In the entries that follow, count each line containing "Stream" and state the total, nothing more.
--- Start of DATA LISTING ---
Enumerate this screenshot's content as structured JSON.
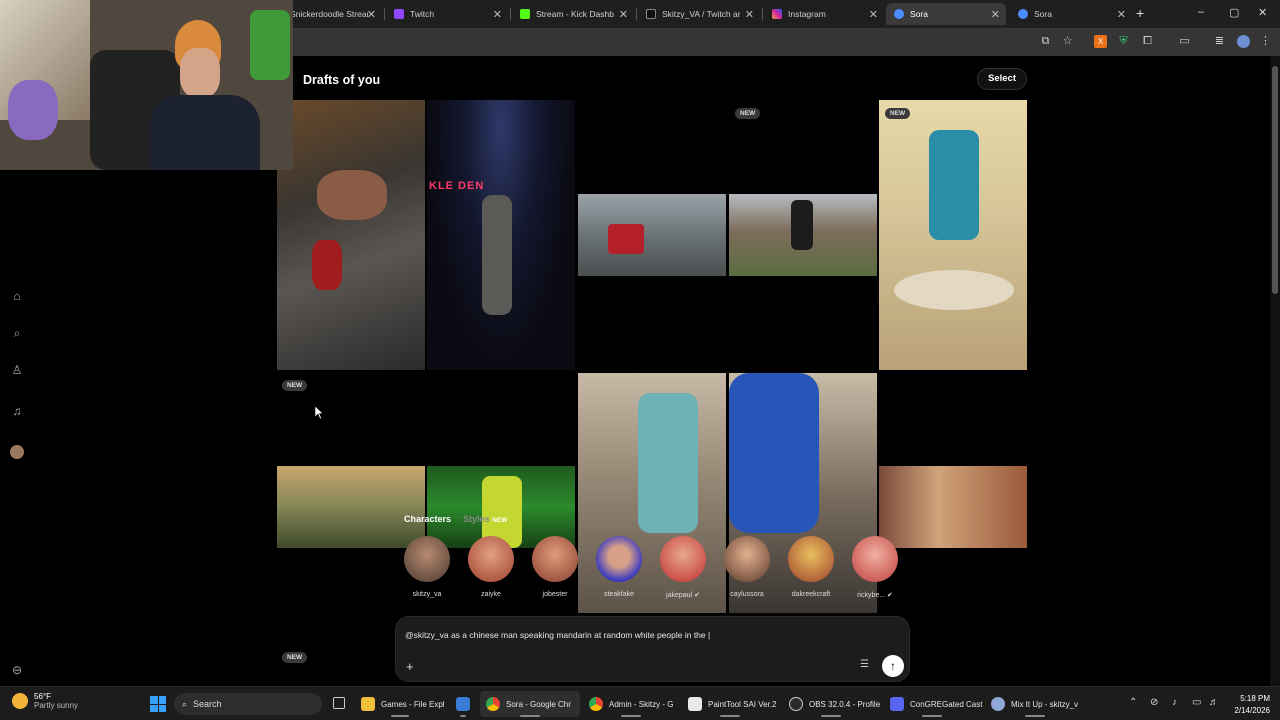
{
  "browser": {
    "tabs": [
      {
        "label": "Snickerdoodle Stream",
        "active": false
      },
      {
        "label": "Twitch",
        "active": false
      },
      {
        "label": "Stream - Kick Dashboard",
        "active": false
      },
      {
        "label": "Skitzy_VA / Twitch and",
        "active": false
      },
      {
        "label": "Instagram",
        "active": false
      },
      {
        "label": "Sora",
        "active": true
      },
      {
        "label": "Sora",
        "active": false
      }
    ],
    "new_tab": "+",
    "window_controls": [
      "–",
      "▢",
      "✕"
    ]
  },
  "sora": {
    "page_title": "Drafts of you",
    "select_label": "Select",
    "badge_new": "NEW",
    "characters_tab": "Characters",
    "styles_tab": "Styles",
    "styles_badge": "NEW",
    "characters": [
      {
        "name": "skitzy_va",
        "verified": false
      },
      {
        "name": "zaiyke",
        "verified": false
      },
      {
        "name": "jobester",
        "verified": false
      },
      {
        "name": "steakfake",
        "verified": false
      },
      {
        "name": "jakepaul",
        "verified": true
      },
      {
        "name": "cayl​ussora",
        "verified": false
      },
      {
        "name": "dakreekcraft",
        "verified": false
      },
      {
        "name": "rickybe...",
        "verified": true
      }
    ],
    "prompt_text": "@skitzy_va as a chinese man speaking mandarin at random white people in the |"
  },
  "taskbar": {
    "weather_temp": "56°F",
    "weather_desc": "Partly sunny",
    "search_label": "Search",
    "apps": [
      {
        "label": "Games - File Expl"
      },
      {
        "label": ""
      },
      {
        "label": "Sora - Google Chr"
      },
      {
        "label": "Admin - Skitzy - G"
      },
      {
        "label": "PaintTool SAI Ver.2"
      },
      {
        "label": "OBS 32.0.4 - Profile"
      },
      {
        "label": "ConGREGated Cast"
      },
      {
        "label": "Mix It Up - skitzy_v"
      }
    ],
    "time": "5:18 PM",
    "date": "2/14/2026"
  }
}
--- End of DATA LISTING ---
→ **FULL SOLUTION**
2